-------- Provided records --------

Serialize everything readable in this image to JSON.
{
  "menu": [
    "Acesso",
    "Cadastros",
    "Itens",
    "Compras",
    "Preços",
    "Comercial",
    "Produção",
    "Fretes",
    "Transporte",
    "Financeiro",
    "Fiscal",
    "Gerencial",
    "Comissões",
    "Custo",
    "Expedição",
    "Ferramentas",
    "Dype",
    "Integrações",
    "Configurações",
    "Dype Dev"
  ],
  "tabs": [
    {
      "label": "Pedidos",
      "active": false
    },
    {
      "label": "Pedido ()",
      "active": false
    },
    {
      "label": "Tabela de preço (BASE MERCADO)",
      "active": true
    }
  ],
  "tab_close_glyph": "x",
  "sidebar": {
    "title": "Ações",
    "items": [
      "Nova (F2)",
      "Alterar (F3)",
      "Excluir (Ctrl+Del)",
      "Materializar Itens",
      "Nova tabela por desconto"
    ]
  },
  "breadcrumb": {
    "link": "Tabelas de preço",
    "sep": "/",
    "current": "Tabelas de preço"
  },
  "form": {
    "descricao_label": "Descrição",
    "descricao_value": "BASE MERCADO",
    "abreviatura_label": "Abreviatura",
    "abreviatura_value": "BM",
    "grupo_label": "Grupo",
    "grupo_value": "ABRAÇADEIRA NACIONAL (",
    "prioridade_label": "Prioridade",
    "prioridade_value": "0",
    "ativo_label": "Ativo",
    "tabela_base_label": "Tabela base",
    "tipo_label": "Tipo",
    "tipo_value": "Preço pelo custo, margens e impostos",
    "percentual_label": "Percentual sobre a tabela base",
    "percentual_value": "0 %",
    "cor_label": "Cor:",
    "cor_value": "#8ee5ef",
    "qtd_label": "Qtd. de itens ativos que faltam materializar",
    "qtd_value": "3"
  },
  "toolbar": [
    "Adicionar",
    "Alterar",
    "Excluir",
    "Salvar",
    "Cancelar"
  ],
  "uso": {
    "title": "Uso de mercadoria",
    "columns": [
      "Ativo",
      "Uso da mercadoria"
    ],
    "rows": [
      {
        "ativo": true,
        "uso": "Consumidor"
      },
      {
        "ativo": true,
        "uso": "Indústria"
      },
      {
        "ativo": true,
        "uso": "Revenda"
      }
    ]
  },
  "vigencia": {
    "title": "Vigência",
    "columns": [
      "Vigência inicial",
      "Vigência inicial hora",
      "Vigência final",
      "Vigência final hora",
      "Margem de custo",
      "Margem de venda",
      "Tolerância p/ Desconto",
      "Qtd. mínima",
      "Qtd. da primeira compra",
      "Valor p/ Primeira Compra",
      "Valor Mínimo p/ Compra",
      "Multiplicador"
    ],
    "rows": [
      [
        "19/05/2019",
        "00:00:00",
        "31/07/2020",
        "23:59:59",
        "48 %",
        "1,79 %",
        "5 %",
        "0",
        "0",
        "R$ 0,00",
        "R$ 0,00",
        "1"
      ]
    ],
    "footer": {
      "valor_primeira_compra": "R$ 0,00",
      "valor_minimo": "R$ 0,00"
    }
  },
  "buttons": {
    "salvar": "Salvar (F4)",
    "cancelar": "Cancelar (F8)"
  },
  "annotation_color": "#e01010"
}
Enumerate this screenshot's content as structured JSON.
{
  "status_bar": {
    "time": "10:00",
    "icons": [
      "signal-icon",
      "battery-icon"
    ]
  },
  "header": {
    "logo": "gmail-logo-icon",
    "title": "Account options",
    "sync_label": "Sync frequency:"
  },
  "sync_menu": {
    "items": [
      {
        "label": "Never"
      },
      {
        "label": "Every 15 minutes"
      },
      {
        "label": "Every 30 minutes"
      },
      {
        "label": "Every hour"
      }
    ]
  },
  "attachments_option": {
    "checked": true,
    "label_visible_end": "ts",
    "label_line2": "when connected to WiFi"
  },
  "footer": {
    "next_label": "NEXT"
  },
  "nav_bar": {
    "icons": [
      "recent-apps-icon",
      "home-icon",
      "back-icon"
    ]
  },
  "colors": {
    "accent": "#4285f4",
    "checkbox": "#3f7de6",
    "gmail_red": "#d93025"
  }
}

--------

◆ Problem to solve:
Reproduce each line verbatim.

◆ Reply:
Serialize everything readable in this image to JSON.
{
  "menu": [
    "Acesso",
    "Cadastros",
    "Itens",
    "Compras",
    "Preços",
    "Comercial",
    "Produção",
    "Fretes",
    "Transporte",
    "Financeiro",
    "Fiscal",
    "Gerencial",
    "Comissões",
    "Custo",
    "Expedição",
    "Ferramentas",
    "Dype",
    "Integrações",
    "Configurações",
    "Dype Dev"
  ],
  "tabs": [
    {
      "label": "Pedidos",
      "active": false
    },
    {
      "label": "Pedido ()",
      "active": false
    },
    {
      "label": "Tabela de preço (BASE MERCADO)",
      "active": true
    }
  ],
  "tab_close_glyph": "x",
  "sidebar": {
    "title": "Ações",
    "items": [
      "Nova (F2)",
      "Alterar (F3)",
      "Excluir (Ctrl+Del)",
      "Materializar Itens",
      "Nova tabela por desconto"
    ]
  },
  "breadcrumb": {
    "link": "Tabelas de preço",
    "sep": "/",
    "current": "Tabelas de preço"
  },
  "form": {
    "descricao_label": "Descrição",
    "descricao_value": "BASE MERCADO",
    "abreviatura_label": "Abreviatura",
    "abreviatura_value": "BM",
    "grupo_label": "Grupo",
    "grupo_value": "ABRAÇADEIRA NACIONAL (",
    "prioridade_label": "Prioridade",
    "prioridade_value": "0",
    "ativo_label": "Ativo",
    "tabela_base_label": "Tabela base",
    "tipo_label": "Tipo",
    "tipo_value": "Preço pelo custo, margens e impostos",
    "percentual_label": "Percentual sobre a tabela base",
    "percentual_value": "0 %",
    "cor_label": "Cor:",
    "cor_value": "#8ee5ef",
    "qtd_label": "Qtd. de itens ativos que faltam materializar",
    "qtd_value": "3"
  },
  "toolbar": [
    "Adicionar",
    "Alterar",
    "Excluir",
    "Salvar",
    "Cancelar"
  ],
  "uso": {
    "title": "Uso de mercadoria",
    "columns": [
      "Ativo",
      "Uso da mercadoria"
    ],
    "rows": [
      {
        "ativo": true,
        "uso": "Consumidor"
      },
      {
        "ativo": true,
        "uso": "Indústria"
      },
      {
        "ativo": true,
        "uso": "Revenda"
      }
    ]
  },
  "vigencia": {
    "title": "Vigência",
    "columns": [
      "Vigência inicial",
      "Vigência inicial hora",
      "Vigência final",
      "Vigência final hora",
      "Margem de custo",
      "Margem de venda",
      "Tolerância p/ Desconto",
      "Qtd. mínima",
      "Qtd. da primeira compra",
      "Valor p/ Primeira Compra",
      "Valor Mínimo p/ Compra",
      "Multiplicador"
    ],
    "rows": [
      [
        "19/05/2019",
        "00:00:00",
        "31/07/2020",
        "23:59:59",
        "48 %",
        "1,79 %",
        "5 %",
        "0",
        "0",
        "R$ 0,00",
        "R$ 0,00",
        "1"
      ]
    ],
    "footer": {
      "valor_primeira_compra": "R$ 0,00",
      "valor_minimo": "R$ 0,00"
    }
  },
  "buttons": {
    "salvar": "Salvar (F4)",
    "cancelar": "Cancelar (F8)"
  },
  "annotation_color": "#e01010"
}
Enumerate this screenshot's content as structured JSON.
{
  "status_bar": {
    "time": "10:00",
    "icons": [
      "signal-icon",
      "battery-icon"
    ]
  },
  "header": {
    "logo": "gmail-logo-icon",
    "title": "Account options",
    "sync_label": "Sync frequency:"
  },
  "sync_menu": {
    "items": [
      {
        "label": "Never"
      },
      {
        "label": "Every 15 minutes"
      },
      {
        "label": "Every 30 minutes"
      },
      {
        "label": "Every hour"
      }
    ]
  },
  "attachments_option": {
    "checked": true,
    "label_visible_end": "ts",
    "label_line2": "when connected to WiFi"
  },
  "footer": {
    "next_label": "NEXT"
  },
  "nav_bar": {
    "icons": [
      "recent-apps-icon",
      "home-icon",
      "back-icon"
    ]
  },
  "colors": {
    "accent": "#4285f4",
    "checkbox": "#3f7de6",
    "gmail_red": "#d93025"
  }
}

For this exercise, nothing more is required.